- [Description of the task]: Beneath this sentence is a set of records; write each of them out exactly.

[Stored data]
++++
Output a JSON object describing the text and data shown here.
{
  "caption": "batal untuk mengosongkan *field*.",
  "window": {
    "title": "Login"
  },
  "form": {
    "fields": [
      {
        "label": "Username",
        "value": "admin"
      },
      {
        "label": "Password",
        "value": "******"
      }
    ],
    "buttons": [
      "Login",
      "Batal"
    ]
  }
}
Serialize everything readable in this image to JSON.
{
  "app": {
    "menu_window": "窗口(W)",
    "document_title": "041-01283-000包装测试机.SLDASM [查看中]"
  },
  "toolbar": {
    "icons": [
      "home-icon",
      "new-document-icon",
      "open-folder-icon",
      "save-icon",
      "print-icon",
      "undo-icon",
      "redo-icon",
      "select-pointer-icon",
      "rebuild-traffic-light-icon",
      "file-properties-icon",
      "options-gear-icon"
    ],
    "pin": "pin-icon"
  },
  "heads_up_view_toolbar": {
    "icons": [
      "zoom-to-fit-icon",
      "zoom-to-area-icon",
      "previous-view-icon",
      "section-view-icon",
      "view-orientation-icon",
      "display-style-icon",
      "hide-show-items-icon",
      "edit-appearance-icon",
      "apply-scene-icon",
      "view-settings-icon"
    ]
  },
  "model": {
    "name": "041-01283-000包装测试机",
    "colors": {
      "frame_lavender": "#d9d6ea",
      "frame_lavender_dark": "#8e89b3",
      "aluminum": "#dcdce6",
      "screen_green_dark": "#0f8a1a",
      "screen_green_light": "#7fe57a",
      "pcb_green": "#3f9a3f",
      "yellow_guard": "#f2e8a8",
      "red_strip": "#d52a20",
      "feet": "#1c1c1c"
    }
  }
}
++++
- [The response]:
Output a JSON object describing the text and data shown here.
{
  "caption": "batal untuk mengosongkan *field*.",
  "window": {
    "title": "Login"
  },
  "form": {
    "fields": [
      {
        "label": "Username",
        "value": "admin"
      },
      {
        "label": "Password",
        "value": "******"
      }
    ],
    "buttons": [
      "Login",
      "Batal"
    ]
  }
}
Serialize everything readable in this image to JSON.
{
  "app": {
    "menu_window": "窗口(W)",
    "document_title": "041-01283-000包装测试机.SLDASM [查看中]"
  },
  "toolbar": {
    "icons": [
      "home-icon",
      "new-document-icon",
      "open-folder-icon",
      "save-icon",
      "print-icon",
      "undo-icon",
      "redo-icon",
      "select-pointer-icon",
      "rebuild-traffic-light-icon",
      "file-properties-icon",
      "options-gear-icon"
    ],
    "pin": "pin-icon"
  },
  "heads_up_view_toolbar": {
    "icons": [
      "zoom-to-fit-icon",
      "zoom-to-area-icon",
      "previous-view-icon",
      "section-view-icon",
      "view-orientation-icon",
      "display-style-icon",
      "hide-show-items-icon",
      "edit-appearance-icon",
      "apply-scene-icon",
      "view-settings-icon"
    ]
  },
  "model": {
    "name": "041-01283-000包装测试机",
    "colors": {
      "frame_lavender": "#d9d6ea",
      "frame_lavender_dark": "#8e89b3",
      "aluminum": "#dcdce6",
      "screen_green_dark": "#0f8a1a",
      "screen_green_light": "#7fe57a",
      "pcb_green": "#3f9a3f",
      "yellow_guard": "#f2e8a8",
      "red_strip": "#d52a20",
      "feet": "#1c1c1c"
    }
  }
}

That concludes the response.